Exercise goal: Return each line of the listing that contains the string "MANTENIMIENTO".

[Dataset items]
++++
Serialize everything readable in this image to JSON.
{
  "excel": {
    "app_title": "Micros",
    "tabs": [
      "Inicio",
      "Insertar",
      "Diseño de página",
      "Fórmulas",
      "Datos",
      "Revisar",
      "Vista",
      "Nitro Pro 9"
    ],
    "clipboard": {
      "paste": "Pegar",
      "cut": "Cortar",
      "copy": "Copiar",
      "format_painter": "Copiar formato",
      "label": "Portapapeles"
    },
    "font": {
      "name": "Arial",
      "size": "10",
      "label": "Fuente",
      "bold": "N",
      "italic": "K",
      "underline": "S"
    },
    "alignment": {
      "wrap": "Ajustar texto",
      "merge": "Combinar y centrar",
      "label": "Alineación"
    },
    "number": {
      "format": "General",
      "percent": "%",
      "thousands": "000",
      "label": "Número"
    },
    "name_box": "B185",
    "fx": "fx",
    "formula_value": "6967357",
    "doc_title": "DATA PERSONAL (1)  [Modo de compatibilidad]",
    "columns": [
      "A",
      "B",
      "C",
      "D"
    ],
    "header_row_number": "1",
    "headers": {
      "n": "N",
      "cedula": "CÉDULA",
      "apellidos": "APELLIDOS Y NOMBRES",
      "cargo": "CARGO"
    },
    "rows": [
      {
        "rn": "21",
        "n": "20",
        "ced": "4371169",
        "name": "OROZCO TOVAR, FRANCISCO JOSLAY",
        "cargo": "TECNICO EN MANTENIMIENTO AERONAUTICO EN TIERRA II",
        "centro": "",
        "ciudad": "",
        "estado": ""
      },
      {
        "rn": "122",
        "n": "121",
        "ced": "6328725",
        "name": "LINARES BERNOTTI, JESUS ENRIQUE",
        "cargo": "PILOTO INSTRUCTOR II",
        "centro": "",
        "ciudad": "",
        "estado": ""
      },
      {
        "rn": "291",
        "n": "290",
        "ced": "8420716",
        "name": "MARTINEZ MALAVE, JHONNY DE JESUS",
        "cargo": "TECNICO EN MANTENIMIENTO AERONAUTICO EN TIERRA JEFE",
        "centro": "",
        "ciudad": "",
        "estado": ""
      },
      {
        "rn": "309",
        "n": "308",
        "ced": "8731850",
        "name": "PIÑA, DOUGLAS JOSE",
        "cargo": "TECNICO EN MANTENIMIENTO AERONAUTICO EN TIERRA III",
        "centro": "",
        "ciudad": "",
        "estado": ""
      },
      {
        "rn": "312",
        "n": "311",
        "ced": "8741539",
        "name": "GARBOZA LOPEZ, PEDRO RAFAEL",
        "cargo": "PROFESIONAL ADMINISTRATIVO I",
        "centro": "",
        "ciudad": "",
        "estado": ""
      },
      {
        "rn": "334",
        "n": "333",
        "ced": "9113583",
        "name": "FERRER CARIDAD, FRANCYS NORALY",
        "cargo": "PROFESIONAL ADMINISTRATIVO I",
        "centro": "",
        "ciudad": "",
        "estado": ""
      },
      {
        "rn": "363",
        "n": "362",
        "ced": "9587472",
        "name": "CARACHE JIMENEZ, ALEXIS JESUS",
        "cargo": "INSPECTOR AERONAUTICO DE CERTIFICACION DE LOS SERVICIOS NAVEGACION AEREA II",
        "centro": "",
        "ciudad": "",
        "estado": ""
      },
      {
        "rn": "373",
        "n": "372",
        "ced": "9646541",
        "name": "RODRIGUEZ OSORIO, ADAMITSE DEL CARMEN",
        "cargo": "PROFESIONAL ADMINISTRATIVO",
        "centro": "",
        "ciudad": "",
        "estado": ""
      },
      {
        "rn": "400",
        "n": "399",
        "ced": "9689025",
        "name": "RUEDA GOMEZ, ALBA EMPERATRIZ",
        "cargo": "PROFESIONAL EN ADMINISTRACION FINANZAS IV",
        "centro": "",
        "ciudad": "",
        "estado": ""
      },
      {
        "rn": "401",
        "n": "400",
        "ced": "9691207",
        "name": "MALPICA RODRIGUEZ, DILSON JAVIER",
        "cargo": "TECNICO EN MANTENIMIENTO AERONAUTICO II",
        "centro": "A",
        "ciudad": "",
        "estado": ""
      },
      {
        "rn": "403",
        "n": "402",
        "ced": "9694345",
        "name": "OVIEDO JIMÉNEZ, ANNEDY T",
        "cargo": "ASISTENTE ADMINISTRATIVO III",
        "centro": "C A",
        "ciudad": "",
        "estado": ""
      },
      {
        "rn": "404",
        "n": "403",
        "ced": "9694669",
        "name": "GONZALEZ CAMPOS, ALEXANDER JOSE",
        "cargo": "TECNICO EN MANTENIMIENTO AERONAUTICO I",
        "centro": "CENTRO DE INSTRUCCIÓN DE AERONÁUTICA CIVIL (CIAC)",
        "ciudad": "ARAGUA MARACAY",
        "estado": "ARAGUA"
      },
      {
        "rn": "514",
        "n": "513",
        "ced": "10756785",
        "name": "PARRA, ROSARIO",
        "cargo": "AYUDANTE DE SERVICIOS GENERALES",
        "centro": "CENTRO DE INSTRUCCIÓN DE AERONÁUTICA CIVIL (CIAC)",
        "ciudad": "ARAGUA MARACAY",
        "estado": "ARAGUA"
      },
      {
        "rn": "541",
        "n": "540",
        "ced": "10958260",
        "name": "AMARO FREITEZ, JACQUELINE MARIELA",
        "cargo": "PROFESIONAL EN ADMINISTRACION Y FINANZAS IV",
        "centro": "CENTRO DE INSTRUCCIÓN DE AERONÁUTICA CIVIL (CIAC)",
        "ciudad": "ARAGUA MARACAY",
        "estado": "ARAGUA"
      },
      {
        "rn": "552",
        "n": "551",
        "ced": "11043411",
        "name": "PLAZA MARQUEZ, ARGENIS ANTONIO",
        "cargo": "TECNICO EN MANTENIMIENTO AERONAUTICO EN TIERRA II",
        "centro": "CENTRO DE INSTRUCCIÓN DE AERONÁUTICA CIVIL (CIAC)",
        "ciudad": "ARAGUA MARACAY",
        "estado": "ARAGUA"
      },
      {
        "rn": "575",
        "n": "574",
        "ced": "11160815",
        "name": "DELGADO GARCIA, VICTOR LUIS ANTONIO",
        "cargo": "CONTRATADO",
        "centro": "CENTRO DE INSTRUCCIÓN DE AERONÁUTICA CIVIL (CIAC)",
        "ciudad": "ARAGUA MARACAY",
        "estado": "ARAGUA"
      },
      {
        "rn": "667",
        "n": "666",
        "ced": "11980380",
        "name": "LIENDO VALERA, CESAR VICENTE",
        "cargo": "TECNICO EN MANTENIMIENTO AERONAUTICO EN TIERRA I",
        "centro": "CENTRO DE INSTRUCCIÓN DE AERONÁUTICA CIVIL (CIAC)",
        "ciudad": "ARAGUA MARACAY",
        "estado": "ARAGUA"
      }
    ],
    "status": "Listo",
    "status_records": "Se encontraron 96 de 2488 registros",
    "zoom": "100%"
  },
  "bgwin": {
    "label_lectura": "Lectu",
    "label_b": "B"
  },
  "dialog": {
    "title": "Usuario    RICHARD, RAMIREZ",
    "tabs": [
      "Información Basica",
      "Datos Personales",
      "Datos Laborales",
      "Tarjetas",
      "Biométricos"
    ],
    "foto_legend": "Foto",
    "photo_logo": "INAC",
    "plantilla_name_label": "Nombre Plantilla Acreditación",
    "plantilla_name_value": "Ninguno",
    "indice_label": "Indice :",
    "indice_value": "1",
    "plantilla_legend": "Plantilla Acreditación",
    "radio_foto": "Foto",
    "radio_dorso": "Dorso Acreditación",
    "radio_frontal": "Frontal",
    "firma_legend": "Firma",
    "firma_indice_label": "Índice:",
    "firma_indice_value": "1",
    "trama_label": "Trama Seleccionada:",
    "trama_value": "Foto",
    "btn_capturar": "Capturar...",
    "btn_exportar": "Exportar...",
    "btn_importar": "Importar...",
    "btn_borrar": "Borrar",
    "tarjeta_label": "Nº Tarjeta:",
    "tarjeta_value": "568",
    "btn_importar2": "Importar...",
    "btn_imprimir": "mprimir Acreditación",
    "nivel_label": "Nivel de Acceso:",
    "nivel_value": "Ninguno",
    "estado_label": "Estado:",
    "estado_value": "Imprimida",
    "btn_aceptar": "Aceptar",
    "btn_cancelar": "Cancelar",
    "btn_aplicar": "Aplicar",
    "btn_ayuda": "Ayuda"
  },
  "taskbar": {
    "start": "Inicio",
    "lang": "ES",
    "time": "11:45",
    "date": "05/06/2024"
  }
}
++++
Worked answer:
        "cargo": "TECNICO EN MANTENIMIENTO AERONAUTICO EN TIERRA II",
        "cargo": "TECNICO EN MANTENIMIENTO AERONAUTICO EN TIERRA JEFE",
        "cargo": "TECNICO EN MANTENIMIENTO AERONAUTICO EN TIERRA III",
        "cargo": "TECNICO EN MANTENIMIENTO AERONAUTICO II",
        "cargo": "TECNICO EN MANTENIMIENTO AERONAUTICO I",
        "cargo": "TECNICO EN MANTENIMIENTO AERONAUTICO EN TIERRA II",
        "cargo": "TECNICO EN MANTENIMIENTO AERONAUTICO EN TIERRA I",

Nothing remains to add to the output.